• _Required action 1_
Reproduce the passage on adjuvant activation of DC between "Adjuvant activation of" and "for further analyses.", inclusive.
• _Required action 2_
In the passage on adjuvant activation of DC, what final concentration of IFNγ was used?
• _Required action 3_
Go on with the passage on adjuvant activation of DC from its last sentence.

• _Text provided_
------------------------

Adjuvant activation of DC

Cells were resuspended in culture buffer (RPMI + 10% FBS +1 % L-glutamine + 2% Pen/Strep + 1% Gentamycin; Sigma, Dorset, UK + 0.2% metronidazole) at a concentration of 2 × 106 cells/ml and 100 μl of cell suspension was added to each well. All of the adjuvants used in the study were pre-titrated in the laboratory and used at optimal concentrations similar to those used by other investigators. The final concentrations used were: Poly I:C (endotoxin free, Sigma, Dorset, UK) 25 μg/ml; LPS (Sigma, Dorset, UK) 20 μg/ml; anti-CD40 monoclonal antibody (endotoxin free, a generous gift of Professor M.J. Glennie, University of Southampton) 10 μg/ml; IFNγ (endotoxin free, Immunkin, Boehringer Ingelheim, Berkshire, UK) 1000 U/ml. The cells plus adjuvants were cultured in 5% CO2, at 37°C for 38–42 hrs and then collected for further analyses.

------------------------

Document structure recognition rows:
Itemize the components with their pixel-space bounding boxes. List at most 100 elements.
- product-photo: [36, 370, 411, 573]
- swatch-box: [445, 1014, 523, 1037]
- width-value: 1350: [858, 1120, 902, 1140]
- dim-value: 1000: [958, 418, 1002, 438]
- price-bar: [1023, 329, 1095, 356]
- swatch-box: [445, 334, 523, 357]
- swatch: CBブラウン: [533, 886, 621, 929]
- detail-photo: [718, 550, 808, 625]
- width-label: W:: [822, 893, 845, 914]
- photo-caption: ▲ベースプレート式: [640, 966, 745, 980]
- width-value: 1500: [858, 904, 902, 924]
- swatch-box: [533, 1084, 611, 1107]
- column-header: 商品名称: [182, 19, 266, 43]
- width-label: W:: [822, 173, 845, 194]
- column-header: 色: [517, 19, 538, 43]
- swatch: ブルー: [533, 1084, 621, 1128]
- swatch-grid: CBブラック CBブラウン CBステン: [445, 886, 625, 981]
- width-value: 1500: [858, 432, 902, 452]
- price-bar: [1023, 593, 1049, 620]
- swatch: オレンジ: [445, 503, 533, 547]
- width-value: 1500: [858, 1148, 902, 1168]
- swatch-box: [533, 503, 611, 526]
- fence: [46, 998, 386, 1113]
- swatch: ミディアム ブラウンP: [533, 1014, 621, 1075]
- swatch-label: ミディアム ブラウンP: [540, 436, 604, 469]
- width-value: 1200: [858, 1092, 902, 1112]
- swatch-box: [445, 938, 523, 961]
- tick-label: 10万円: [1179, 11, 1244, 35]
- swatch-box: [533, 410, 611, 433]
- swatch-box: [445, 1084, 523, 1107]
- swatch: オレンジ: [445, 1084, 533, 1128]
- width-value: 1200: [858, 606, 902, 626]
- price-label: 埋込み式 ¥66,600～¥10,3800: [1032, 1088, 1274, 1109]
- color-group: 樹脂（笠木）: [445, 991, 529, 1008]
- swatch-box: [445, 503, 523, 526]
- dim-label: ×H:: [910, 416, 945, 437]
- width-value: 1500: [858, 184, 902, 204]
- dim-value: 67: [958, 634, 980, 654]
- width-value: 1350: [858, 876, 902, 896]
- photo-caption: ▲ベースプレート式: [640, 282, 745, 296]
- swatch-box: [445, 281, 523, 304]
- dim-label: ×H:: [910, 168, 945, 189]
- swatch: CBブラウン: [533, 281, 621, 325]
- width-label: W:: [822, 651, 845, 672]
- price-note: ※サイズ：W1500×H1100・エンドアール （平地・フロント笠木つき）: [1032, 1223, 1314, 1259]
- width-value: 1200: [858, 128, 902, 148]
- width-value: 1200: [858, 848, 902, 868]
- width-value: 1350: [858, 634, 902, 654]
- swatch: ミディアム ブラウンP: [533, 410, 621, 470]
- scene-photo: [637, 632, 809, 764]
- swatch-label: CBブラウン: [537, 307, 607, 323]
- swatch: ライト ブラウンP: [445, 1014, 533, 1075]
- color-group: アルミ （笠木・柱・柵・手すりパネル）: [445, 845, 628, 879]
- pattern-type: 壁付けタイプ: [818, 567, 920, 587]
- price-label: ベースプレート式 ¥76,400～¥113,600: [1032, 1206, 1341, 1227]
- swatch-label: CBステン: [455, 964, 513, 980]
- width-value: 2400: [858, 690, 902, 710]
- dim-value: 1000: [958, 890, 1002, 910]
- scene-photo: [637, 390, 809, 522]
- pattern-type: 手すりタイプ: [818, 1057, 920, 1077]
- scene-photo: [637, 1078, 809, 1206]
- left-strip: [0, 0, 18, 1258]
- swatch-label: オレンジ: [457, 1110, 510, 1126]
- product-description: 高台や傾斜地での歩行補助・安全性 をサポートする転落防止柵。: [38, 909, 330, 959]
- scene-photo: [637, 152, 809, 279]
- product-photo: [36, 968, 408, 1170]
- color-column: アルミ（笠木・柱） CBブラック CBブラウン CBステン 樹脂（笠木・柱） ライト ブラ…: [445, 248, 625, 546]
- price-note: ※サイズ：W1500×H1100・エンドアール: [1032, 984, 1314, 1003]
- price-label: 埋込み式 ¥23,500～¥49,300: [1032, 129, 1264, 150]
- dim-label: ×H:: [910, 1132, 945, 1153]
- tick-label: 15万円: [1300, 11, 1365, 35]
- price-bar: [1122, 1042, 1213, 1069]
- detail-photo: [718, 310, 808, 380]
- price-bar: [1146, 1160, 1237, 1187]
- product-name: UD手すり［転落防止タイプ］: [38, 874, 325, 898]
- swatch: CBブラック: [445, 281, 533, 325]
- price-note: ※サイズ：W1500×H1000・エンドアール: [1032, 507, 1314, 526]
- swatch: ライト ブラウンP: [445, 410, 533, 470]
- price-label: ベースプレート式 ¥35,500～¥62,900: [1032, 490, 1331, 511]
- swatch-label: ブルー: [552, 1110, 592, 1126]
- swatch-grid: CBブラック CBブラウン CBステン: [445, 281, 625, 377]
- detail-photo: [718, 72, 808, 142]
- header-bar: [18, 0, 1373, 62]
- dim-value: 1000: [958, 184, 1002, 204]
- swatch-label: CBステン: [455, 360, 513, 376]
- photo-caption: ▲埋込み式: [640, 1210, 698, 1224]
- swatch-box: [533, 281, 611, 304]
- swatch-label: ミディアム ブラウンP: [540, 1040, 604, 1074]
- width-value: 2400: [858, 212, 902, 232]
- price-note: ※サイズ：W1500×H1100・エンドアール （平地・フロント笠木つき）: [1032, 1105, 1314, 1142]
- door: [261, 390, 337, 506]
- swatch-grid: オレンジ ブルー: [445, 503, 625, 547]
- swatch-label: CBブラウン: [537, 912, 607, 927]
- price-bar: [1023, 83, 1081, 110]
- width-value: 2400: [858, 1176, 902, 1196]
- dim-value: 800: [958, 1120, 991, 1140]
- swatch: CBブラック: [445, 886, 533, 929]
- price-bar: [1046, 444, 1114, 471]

------------------------

• _Output 1_
Adjuvant activation of DC

Cells were resuspended in culture buffer (RPMI + 10% FBS +1 % L-glutamine + 2% Pen/Strep + 1% Gentamycin; Sigma, Dorset, UK + 0.2% metronidazole) at a concentration of 2 × 106 cells/ml and 100 μl of cell suspension was added to each well. All of the adjuvants used in the study were pre-titrated in the laboratory and used at optimal concentrations similar to those used by other investigators. The final concentrations used were: Poly I:C (endotoxin free, Sigma, Dorset, UK) 25 μg/ml; LPS (Sigma, Dorset, UK) 20 μg/ml; anti-CD40 monoclonal antibody (endotoxin free, a generous gift of Professor M.J. Glennie, University of Southampton) 10 μg/ml; IFNγ (endotoxin free, Immunkin, Boehringer Ingelheim, Berkshire, UK) 1000 U/ml. The cells plus adjuvants were cultured in 5% CO2, at 37°C for 38–42 hrs and then collected for further analyses.

• _Output 2_
1000 U/ml.

• _Output 3_
IL12 p70 ELISpots

To assess IL12-p70 expression, tonsil DC were cultured with adjuvants in Mabtech ELISpot plates, (Mabtech, Sweden) according to the manufacturer's protocol. The plates were ethanol-pretreated and coated with monoclonal antibody at 150 μg/ml and incubated at room temperature for 6 hrs. Adjuvants at double concentrations were prepared in the 96 well Mabtech plates and 100 μl of cell suspension at 4 × 105 cells/ml was added to each well. The final adjuvant concentrations were the same as those detailed above. After 38–42 hrs of culture (5% CO2, 37°C) cells were washed off with PBS, detection antibody applied (1:1000 in PBS + 0.5% FBS, 100 μl per well) and the plate was incubated for 1 hr at 37°C. The detection antibody was then washed off with PBS and 100 μl of streptavidin-conjugated horse peroxidase added to each well. After 1 hr of incubation, at room temperature, the plate was washed, and 100 μl of freshly-filtered ready-made substrate added to each well. The plate was developed until the visible spots emerged or for 30 min.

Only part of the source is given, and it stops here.